SUPPLIED DATA:
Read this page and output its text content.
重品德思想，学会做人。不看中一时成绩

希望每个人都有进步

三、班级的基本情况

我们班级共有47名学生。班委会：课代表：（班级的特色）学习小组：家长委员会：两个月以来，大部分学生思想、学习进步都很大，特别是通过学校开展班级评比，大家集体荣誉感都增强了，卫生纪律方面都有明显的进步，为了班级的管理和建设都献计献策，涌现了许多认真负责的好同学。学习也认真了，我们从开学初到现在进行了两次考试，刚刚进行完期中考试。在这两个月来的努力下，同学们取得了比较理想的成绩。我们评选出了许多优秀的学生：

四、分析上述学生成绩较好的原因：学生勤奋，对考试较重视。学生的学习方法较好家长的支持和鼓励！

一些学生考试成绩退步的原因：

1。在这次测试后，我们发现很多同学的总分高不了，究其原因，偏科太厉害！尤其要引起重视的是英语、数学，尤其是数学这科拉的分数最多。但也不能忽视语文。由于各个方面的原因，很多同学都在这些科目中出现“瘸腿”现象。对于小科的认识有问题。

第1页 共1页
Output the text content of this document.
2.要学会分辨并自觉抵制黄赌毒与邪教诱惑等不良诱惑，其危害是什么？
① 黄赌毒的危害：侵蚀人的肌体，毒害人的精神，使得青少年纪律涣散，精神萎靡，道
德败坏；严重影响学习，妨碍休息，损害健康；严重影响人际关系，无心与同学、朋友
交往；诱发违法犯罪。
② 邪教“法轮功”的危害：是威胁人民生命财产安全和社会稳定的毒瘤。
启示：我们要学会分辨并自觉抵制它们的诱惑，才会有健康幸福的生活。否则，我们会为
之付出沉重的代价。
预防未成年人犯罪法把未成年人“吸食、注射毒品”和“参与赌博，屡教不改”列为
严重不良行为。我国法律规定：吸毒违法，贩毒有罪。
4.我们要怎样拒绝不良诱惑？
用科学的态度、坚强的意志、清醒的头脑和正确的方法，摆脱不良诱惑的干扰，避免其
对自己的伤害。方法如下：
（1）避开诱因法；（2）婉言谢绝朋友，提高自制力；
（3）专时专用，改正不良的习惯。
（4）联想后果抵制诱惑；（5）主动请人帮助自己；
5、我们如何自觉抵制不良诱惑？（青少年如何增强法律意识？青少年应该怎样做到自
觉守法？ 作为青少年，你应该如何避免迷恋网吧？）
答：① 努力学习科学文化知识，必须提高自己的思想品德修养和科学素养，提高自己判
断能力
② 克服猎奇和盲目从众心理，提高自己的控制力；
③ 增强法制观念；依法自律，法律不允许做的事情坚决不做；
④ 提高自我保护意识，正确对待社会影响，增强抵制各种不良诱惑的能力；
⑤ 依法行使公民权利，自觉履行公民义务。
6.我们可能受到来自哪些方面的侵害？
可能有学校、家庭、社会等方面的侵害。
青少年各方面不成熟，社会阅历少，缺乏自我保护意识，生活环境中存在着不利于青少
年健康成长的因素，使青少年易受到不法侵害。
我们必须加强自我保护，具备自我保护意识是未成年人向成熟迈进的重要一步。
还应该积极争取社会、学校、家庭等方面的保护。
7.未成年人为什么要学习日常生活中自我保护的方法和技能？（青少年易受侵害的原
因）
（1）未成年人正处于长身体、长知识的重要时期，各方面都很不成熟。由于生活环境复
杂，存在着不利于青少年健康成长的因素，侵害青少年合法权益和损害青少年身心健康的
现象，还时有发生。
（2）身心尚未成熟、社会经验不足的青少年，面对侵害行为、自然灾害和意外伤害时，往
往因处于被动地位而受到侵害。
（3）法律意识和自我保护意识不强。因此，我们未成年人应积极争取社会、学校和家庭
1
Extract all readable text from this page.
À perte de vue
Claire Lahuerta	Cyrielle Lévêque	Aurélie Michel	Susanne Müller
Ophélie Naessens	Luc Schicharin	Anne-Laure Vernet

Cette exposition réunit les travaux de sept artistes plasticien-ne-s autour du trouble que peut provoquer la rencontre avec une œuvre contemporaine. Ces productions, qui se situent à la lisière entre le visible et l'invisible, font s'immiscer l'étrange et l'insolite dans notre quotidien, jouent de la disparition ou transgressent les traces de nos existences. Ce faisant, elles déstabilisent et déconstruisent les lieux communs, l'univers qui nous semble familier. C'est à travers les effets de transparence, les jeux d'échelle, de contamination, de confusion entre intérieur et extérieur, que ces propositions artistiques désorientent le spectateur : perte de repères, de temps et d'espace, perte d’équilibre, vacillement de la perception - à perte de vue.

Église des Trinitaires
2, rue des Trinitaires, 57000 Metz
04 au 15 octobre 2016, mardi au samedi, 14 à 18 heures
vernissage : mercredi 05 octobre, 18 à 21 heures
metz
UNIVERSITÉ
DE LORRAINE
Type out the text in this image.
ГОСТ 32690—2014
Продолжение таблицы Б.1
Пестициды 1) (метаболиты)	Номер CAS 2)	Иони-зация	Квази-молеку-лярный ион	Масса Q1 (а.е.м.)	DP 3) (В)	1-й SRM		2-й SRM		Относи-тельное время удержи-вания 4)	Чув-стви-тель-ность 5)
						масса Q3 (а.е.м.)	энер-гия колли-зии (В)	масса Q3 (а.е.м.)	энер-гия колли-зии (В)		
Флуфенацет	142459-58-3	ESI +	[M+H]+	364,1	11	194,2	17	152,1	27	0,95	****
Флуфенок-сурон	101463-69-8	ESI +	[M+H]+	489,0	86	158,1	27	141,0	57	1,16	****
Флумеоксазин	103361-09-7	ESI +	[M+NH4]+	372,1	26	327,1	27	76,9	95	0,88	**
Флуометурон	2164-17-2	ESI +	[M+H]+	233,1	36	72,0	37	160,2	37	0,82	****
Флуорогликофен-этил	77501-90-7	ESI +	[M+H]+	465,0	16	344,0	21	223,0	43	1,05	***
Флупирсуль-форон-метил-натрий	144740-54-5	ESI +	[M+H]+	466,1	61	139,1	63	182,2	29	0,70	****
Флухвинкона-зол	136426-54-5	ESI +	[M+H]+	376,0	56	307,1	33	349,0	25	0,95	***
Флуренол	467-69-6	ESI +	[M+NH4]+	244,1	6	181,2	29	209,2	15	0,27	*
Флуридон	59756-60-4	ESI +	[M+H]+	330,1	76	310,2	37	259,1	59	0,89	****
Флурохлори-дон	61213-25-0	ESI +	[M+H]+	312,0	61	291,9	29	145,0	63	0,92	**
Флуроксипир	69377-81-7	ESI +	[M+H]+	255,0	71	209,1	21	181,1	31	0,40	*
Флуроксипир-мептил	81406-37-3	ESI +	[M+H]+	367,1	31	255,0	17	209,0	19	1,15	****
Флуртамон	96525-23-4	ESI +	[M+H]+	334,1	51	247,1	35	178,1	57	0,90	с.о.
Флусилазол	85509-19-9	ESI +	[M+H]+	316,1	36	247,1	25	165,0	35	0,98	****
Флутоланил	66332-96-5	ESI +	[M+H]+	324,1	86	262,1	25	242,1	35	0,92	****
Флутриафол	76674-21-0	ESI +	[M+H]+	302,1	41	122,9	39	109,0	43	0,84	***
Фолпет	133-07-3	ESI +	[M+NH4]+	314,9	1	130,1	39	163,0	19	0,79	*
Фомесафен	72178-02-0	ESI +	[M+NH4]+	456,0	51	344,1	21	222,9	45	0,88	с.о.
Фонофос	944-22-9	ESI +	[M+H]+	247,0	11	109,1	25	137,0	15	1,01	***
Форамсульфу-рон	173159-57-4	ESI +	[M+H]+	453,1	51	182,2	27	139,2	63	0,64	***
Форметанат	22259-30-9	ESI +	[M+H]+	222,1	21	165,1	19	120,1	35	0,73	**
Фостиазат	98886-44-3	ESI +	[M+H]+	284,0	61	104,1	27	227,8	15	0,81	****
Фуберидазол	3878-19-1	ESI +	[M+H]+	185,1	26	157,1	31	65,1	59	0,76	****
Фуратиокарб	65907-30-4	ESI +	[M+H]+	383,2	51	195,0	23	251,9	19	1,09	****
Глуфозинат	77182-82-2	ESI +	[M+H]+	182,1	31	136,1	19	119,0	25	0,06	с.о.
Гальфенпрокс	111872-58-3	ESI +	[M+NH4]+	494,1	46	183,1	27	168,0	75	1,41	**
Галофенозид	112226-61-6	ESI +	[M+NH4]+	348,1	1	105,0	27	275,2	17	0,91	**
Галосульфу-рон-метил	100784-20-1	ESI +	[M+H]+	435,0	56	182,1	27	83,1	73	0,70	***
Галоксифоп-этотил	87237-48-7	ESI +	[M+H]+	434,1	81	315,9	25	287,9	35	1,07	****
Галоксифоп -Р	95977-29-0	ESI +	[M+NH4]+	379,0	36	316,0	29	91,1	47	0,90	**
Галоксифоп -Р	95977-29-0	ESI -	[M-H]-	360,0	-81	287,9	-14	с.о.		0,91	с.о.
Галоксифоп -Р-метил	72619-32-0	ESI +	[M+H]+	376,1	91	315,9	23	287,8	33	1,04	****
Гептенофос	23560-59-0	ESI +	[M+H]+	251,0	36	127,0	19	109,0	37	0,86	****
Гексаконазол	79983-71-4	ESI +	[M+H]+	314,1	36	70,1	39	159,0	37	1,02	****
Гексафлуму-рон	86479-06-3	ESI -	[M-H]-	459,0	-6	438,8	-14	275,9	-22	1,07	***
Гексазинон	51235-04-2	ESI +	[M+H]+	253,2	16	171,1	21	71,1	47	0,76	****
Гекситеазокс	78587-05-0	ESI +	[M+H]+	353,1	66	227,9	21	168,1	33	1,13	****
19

BRIEF: For the data above, state how many lines contain "content"; the number is the whole answer.

OUTPUT FOR THIS EXERCISE: 2